Data entries:
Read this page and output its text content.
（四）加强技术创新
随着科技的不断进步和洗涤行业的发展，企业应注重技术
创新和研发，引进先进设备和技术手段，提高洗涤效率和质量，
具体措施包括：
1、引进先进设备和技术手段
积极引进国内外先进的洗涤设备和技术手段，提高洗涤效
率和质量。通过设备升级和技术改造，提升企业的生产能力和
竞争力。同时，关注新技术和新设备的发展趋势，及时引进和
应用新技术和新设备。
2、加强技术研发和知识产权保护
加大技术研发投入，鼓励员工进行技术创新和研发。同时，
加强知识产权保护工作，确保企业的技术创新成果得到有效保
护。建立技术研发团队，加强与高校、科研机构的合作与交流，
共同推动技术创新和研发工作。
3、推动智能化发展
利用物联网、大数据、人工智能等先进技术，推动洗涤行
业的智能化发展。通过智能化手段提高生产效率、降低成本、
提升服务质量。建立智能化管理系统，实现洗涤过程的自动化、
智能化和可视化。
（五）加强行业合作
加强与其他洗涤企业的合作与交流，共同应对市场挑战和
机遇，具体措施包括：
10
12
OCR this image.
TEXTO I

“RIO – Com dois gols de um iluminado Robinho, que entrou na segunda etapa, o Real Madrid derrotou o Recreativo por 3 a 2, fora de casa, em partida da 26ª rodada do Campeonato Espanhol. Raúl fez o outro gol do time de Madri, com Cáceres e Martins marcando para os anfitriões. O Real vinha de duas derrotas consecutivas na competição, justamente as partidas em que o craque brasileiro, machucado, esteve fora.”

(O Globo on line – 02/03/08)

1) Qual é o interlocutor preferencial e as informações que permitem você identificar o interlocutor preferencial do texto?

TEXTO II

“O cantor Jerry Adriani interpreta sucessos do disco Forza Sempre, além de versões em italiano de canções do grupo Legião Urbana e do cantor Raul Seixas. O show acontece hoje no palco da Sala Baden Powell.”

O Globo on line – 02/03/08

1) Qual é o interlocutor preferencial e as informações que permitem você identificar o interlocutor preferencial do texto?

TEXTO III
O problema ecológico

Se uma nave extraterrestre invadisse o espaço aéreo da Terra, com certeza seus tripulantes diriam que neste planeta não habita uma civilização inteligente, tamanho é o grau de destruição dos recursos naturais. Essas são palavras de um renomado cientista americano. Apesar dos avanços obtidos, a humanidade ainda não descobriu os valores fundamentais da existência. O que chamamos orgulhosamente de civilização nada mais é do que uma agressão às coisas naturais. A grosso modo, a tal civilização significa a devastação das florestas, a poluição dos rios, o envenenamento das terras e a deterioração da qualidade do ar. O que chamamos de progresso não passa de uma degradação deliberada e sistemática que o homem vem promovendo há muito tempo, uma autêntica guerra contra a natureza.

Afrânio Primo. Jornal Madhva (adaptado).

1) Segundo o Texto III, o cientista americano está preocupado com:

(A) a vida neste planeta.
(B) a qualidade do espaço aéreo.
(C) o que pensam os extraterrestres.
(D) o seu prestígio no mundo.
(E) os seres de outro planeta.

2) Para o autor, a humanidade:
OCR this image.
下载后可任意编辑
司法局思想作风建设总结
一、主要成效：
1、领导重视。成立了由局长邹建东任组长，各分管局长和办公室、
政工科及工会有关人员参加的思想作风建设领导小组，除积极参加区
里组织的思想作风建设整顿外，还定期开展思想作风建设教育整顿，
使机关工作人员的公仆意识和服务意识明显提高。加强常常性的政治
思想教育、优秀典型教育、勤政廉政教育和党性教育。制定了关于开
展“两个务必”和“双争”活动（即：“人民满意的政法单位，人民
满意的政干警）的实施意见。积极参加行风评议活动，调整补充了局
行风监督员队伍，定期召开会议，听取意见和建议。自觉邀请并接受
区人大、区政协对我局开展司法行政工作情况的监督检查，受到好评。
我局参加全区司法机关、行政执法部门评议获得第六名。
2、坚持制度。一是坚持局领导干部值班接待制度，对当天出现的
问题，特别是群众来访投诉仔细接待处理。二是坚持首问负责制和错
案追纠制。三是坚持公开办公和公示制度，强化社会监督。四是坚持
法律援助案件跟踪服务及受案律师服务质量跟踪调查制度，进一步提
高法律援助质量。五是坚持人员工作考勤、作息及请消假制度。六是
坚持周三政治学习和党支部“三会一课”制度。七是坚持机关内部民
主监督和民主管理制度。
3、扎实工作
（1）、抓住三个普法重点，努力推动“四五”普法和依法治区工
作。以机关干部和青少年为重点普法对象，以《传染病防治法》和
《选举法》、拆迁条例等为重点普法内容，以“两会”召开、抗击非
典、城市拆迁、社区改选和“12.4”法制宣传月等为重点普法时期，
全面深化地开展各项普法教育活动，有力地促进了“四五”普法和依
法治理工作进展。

*GIVEN TASK*
Write out all the entries exactly.

*WRITTEN SOLUTION*
Read this page and output its text content.
（四）加强技术创新
随着科技的不断进步和洗涤行业的发展，企业应注重技术
创新和研发，引进先进设备和技术手段，提高洗涤效率和质量，
具体措施包括：
1、引进先进设备和技术手段
积极引进国内外先进的洗涤设备和技术手段，提高洗涤效
率和质量。通过设备升级和技术改造，提升企业的生产能力和
竞争力。同时，关注新技术和新设备的发展趋势，及时引进和
应用新技术和新设备。
2、加强技术研发和知识产权保护
加大技术研发投入，鼓励员工进行技术创新和研发。同时，
加强知识产权保护工作，确保企业的技术创新成果得到有效保
护。建立技术研发团队，加强与高校、科研机构的合作与交流，
共同推动技术创新和研发工作。
3、推动智能化发展
利用物联网、大数据、人工智能等先进技术，推动洗涤行
业的智能化发展。通过智能化手段提高生产效率、降低成本、
提升服务质量。建立智能化管理系统，实现洗涤过程的自动化、
智能化和可视化。
（五）加强行业合作
加强与其他洗涤企业的合作与交流，共同应对市场挑战和
机遇，具体措施包括：
10
12
OCR this image.
TEXTO I

“RIO – Com dois gols de um iluminado Robinho, que entrou na segunda etapa, o Real Madrid derrotou o Recreativo por 3 a 2, fora de casa, em partida da 26ª rodada do Campeonato Espanhol. Raúl fez o outro gol do time de Madri, com Cáceres e Martins marcando para os anfitriões. O Real vinha de duas derrotas consecutivas na competição, justamente as partidas em que o craque brasileiro, machucado, esteve fora.”

(O Globo on line – 02/03/08)

1) Qual é o interlocutor preferencial e as informações que permitem você identificar o interlocutor preferencial do texto?

TEXTO II

“O cantor Jerry Adriani interpreta sucessos do disco Forza Sempre, além de versões em italiano de canções do grupo Legião Urbana e do cantor Raul Seixas. O show acontece hoje no palco da Sala Baden Powell.”

O Globo on line – 02/03/08

1) Qual é o interlocutor preferencial e as informações que permitem você identificar o interlocutor preferencial do texto?

TEXTO III
O problema ecológico

Se uma nave extraterrestre invadisse o espaço aéreo da Terra, com certeza seus tripulantes diriam que neste planeta não habita uma civilização inteligente, tamanho é o grau de destruição dos recursos naturais. Essas são palavras de um renomado cientista americano. Apesar dos avanços obtidos, a humanidade ainda não descobriu os valores fundamentais da existência. O que chamamos orgulhosamente de civilização nada mais é do que uma agressão às coisas naturais. A grosso modo, a tal civilização significa a devastação das florestas, a poluição dos rios, o envenenamento das terras e a deterioração da qualidade do ar. O que chamamos de progresso não passa de uma degradação deliberada e sistemática que o homem vem promovendo há muito tempo, uma autêntica guerra contra a natureza.

Afrânio Primo. Jornal Madhva (adaptado).

1) Segundo o Texto III, o cientista americano está preocupado com:

(A) a vida neste planeta.
(B) a qualidade do espaço aéreo.
(C) o que pensam os extraterrestres.
(D) o seu prestígio no mundo.
(E) os seres de outro planeta.

2) Para o autor, a humanidade:
OCR this image.
下载后可任意编辑
司法局思想作风建设总结
一、主要成效：
1、领导重视。成立了由局长邹建东任组长，各分管局长和办公室、
政工科及工会有关人员参加的思想作风建设领导小组，除积极参加区
里组织的思想作风建设整顿外，还定期开展思想作风建设教育整顿，
使机关工作人员的公仆意识和服务意识明显提高。加强常常性的政治
思想教育、优秀典型教育、勤政廉政教育和党性教育。制定了关于开
展“两个务必”和“双争”活动（即：“人民满意的政法单位，人民
满意的政干警）的实施意见。积极参加行风评议活动，调整补充了局
行风监督员队伍，定期召开会议，听取意见和建议。自觉邀请并接受
区人大、区政协对我局开展司法行政工作情况的监督检查，受到好评。
我局参加全区司法机关、行政执法部门评议获得第六名。
2、坚持制度。一是坚持局领导干部值班接待制度，对当天出现的
问题，特别是群众来访投诉仔细接待处理。二是坚持首问负责制和错
案追纠制。三是坚持公开办公和公示制度，强化社会监督。四是坚持
法律援助案件跟踪服务及受案律师服务质量跟踪调查制度，进一步提
高法律援助质量。五是坚持人员工作考勤、作息及请消假制度。六是
坚持周三政治学习和党支部“三会一课”制度。七是坚持机关内部民
主监督和民主管理制度。
3、扎实工作
（1）、抓住三个普法重点，努力推动“四五”普法和依法治区工
作。以机关干部和青少年为重点普法对象，以《传染病防治法》和
《选举法》、拆迁条例等为重点普法内容，以“两会”召开、抗击非
典、城市拆迁、社区改选和“12.4”法制宣传月等为重点普法时期，
全面深化地开展各项普法教育活动，有力地促进了“四五”普法和依
法治理工作进展。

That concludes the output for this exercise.